* **Challenge**
Reproduce the rows from the very first one through the row that contains "bar-ibis-mirgissa (1014, 664, 1031, 671)", including both, with nothing changed.

* **Data extract**

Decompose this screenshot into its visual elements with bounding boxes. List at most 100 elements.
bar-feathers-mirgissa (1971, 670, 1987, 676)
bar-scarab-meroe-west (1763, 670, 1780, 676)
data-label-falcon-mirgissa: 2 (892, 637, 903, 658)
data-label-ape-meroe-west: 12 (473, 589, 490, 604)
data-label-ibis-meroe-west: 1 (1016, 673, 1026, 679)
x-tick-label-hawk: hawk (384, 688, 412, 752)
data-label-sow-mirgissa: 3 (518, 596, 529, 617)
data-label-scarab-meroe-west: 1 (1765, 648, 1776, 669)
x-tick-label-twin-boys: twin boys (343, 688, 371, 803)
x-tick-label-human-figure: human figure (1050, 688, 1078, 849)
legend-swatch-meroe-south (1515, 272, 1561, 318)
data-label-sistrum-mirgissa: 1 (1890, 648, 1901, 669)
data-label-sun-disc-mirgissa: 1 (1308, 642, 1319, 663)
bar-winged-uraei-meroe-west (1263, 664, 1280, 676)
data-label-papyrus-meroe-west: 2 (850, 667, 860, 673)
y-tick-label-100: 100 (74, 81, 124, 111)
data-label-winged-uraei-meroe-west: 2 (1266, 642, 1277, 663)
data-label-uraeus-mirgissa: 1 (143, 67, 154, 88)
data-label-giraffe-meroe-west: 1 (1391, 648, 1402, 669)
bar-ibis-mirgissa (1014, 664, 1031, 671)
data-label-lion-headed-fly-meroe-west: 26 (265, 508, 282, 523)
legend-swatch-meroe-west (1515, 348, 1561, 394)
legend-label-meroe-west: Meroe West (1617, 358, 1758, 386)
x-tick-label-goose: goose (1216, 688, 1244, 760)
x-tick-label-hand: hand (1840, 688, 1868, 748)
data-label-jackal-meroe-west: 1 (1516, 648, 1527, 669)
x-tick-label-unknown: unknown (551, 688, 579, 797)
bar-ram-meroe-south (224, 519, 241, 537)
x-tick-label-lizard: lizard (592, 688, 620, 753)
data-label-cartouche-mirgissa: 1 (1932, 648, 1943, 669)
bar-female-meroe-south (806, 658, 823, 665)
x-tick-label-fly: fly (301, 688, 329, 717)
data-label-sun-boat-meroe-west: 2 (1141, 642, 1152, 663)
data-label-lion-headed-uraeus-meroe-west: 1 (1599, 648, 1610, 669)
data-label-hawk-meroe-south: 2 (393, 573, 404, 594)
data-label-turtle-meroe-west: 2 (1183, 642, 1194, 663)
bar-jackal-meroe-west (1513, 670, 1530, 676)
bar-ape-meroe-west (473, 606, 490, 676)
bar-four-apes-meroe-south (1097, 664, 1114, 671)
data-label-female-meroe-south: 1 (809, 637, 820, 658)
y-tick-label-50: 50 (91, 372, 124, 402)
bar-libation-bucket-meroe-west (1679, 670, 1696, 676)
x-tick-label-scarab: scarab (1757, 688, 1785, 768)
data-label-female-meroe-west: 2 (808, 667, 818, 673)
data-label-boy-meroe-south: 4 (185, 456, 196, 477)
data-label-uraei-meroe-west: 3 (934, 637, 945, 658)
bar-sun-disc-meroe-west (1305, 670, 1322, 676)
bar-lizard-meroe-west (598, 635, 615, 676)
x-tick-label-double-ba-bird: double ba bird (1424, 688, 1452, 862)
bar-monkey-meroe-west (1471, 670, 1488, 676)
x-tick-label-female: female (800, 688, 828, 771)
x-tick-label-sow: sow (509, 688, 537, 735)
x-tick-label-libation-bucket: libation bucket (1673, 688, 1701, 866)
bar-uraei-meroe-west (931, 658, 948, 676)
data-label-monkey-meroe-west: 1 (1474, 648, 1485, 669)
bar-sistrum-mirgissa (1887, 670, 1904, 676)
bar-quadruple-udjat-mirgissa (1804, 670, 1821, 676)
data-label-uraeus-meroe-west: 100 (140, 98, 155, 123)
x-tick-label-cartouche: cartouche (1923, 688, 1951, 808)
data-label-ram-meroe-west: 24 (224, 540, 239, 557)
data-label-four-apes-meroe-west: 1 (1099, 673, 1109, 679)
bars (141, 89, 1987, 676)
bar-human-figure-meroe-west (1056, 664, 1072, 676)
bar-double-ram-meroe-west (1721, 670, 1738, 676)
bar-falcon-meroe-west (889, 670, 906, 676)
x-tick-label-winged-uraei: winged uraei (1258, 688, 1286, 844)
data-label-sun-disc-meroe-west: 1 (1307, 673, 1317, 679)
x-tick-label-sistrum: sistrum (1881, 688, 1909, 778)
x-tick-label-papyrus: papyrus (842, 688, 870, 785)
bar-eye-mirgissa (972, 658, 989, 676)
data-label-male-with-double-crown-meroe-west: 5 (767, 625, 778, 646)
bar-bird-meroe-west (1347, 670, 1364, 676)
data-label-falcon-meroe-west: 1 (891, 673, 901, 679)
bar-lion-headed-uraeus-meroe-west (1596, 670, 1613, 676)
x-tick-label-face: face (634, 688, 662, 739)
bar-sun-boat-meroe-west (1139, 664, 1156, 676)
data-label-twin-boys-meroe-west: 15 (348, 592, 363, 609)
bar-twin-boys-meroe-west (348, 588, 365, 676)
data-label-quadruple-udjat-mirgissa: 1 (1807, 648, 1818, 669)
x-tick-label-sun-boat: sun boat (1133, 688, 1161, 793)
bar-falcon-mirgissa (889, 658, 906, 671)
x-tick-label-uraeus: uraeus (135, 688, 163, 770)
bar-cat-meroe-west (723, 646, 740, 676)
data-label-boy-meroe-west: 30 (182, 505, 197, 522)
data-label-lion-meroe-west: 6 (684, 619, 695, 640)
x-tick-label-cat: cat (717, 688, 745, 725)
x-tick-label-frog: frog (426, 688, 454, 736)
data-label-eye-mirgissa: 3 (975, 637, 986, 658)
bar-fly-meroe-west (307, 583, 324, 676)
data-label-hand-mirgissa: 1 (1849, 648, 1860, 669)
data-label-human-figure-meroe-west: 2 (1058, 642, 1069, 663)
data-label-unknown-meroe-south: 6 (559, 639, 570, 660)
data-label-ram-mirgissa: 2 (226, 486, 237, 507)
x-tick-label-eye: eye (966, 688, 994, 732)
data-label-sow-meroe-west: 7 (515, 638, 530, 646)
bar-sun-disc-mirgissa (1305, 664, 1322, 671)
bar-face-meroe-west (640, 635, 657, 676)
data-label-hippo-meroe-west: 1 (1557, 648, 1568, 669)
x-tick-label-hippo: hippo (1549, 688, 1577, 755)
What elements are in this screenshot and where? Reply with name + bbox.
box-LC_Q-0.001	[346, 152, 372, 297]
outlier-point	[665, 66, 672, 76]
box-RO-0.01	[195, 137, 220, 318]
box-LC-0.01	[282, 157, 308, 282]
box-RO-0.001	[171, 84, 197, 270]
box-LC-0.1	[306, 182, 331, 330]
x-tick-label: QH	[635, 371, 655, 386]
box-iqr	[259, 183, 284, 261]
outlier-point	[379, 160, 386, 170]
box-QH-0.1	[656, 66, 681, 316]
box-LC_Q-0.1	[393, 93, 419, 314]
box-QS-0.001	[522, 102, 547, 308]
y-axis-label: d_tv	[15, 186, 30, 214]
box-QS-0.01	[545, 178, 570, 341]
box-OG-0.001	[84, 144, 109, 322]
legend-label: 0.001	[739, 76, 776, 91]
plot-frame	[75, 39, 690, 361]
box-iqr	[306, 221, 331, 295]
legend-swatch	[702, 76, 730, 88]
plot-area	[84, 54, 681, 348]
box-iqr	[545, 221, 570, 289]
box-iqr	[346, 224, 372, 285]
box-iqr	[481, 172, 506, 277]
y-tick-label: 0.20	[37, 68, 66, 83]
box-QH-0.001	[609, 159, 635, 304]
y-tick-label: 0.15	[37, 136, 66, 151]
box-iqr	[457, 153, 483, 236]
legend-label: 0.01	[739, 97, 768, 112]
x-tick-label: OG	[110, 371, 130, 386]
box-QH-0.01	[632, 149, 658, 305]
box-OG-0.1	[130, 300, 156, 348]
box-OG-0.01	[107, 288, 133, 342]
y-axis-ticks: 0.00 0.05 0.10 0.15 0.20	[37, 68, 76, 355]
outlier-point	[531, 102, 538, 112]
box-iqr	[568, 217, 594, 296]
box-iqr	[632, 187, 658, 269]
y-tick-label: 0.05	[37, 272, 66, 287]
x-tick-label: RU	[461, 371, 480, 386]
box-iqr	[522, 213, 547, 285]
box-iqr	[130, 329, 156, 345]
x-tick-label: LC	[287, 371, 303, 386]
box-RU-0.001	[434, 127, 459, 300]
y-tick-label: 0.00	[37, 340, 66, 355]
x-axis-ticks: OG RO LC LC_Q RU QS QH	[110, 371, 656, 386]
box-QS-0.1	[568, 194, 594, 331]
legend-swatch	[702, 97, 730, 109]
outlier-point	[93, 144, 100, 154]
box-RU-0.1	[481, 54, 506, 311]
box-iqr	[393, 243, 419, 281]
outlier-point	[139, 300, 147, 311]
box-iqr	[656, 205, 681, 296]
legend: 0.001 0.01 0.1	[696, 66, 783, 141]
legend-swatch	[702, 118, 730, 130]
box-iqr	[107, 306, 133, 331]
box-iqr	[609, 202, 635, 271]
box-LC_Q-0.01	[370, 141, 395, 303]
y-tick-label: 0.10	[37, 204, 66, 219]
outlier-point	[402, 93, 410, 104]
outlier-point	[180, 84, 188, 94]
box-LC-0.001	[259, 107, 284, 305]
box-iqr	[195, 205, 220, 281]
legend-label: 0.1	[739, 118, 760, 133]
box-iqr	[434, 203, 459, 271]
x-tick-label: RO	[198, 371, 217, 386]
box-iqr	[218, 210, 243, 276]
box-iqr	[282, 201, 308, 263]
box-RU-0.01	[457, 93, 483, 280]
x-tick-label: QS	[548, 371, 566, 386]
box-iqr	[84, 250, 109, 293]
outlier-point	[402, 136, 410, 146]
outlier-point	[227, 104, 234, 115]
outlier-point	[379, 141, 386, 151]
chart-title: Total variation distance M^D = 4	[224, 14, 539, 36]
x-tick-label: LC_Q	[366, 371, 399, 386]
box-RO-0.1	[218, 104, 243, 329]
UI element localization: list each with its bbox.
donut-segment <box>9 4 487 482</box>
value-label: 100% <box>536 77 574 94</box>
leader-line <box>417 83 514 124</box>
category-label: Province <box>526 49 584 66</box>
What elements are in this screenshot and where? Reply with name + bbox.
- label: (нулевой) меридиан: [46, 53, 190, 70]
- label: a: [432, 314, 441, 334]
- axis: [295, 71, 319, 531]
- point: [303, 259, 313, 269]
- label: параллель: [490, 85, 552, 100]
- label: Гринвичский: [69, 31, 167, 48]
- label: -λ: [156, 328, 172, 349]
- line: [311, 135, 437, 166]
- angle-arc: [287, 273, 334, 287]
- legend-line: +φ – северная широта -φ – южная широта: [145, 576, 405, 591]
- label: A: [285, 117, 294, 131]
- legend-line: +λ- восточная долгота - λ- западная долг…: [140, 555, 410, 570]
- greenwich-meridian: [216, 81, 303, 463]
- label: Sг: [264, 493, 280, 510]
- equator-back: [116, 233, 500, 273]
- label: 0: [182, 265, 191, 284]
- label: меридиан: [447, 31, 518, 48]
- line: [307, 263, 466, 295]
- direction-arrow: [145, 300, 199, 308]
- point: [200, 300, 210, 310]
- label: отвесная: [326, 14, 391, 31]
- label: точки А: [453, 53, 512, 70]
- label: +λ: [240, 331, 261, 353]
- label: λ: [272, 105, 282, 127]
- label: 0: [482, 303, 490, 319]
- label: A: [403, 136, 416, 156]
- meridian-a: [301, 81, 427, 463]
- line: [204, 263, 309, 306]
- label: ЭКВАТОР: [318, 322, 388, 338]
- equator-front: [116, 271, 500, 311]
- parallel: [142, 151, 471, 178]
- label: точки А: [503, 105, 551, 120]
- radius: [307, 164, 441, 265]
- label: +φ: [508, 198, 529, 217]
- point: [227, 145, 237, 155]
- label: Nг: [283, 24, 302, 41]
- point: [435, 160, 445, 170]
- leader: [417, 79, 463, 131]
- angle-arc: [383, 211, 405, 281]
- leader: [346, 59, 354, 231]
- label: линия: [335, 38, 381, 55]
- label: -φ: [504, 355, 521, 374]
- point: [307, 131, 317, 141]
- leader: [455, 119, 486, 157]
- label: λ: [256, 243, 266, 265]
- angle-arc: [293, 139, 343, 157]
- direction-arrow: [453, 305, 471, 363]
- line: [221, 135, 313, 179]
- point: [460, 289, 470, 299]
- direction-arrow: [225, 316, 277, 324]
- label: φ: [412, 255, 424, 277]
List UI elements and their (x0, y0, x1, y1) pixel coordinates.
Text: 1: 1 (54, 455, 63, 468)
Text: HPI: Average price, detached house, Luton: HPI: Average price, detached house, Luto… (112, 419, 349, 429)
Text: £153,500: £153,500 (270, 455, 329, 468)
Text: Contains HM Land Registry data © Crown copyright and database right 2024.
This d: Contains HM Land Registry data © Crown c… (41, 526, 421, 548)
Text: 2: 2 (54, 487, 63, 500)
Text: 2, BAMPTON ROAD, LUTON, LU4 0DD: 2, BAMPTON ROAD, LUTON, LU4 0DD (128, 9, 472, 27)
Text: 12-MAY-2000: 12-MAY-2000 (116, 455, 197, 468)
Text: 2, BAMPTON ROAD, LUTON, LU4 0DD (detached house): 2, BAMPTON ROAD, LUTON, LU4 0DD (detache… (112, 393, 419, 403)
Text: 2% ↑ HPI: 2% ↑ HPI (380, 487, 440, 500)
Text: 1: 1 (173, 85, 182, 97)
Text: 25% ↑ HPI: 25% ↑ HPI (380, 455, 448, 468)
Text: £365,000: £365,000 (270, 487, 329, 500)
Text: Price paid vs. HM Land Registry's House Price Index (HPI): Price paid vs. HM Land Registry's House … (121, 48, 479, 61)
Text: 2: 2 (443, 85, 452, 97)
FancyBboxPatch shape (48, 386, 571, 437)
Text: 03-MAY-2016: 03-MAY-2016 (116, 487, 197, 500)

* **Expected output**
Decompose this screenshot into its visual elements with bounding boxes. List at most 100 elements.
bar-feathers-mirgissa (1971, 670, 1987, 676)
bar-scarab-meroe-west (1763, 670, 1780, 676)
data-label-falcon-mirgissa: 2 (892, 637, 903, 658)
data-label-ape-meroe-west: 12 (473, 589, 490, 604)
data-label-ibis-meroe-west: 1 (1016, 673, 1026, 679)
x-tick-label-hawk: hawk (384, 688, 412, 752)
data-label-sow-mirgissa: 3 (518, 596, 529, 617)
data-label-scarab-meroe-west: 1 (1765, 648, 1776, 669)
x-tick-label-twin-boys: twin boys (343, 688, 371, 803)
x-tick-label-human-figure: human figure (1050, 688, 1078, 849)
legend-swatch-meroe-south (1515, 272, 1561, 318)
data-label-sistrum-mirgissa: 1 (1890, 648, 1901, 669)
data-label-sun-disc-mirgissa: 1 (1308, 642, 1319, 663)
bar-winged-uraei-meroe-west (1263, 664, 1280, 676)
data-label-papyrus-meroe-west: 2 (850, 667, 860, 673)
y-tick-label-100: 100 (74, 81, 124, 111)
data-label-winged-uraei-meroe-west: 2 (1266, 642, 1277, 663)
data-label-uraeus-mirgissa: 1 (143, 67, 154, 88)
data-label-giraffe-meroe-west: 1 (1391, 648, 1402, 669)
bar-ibis-mirgissa (1014, 664, 1031, 671)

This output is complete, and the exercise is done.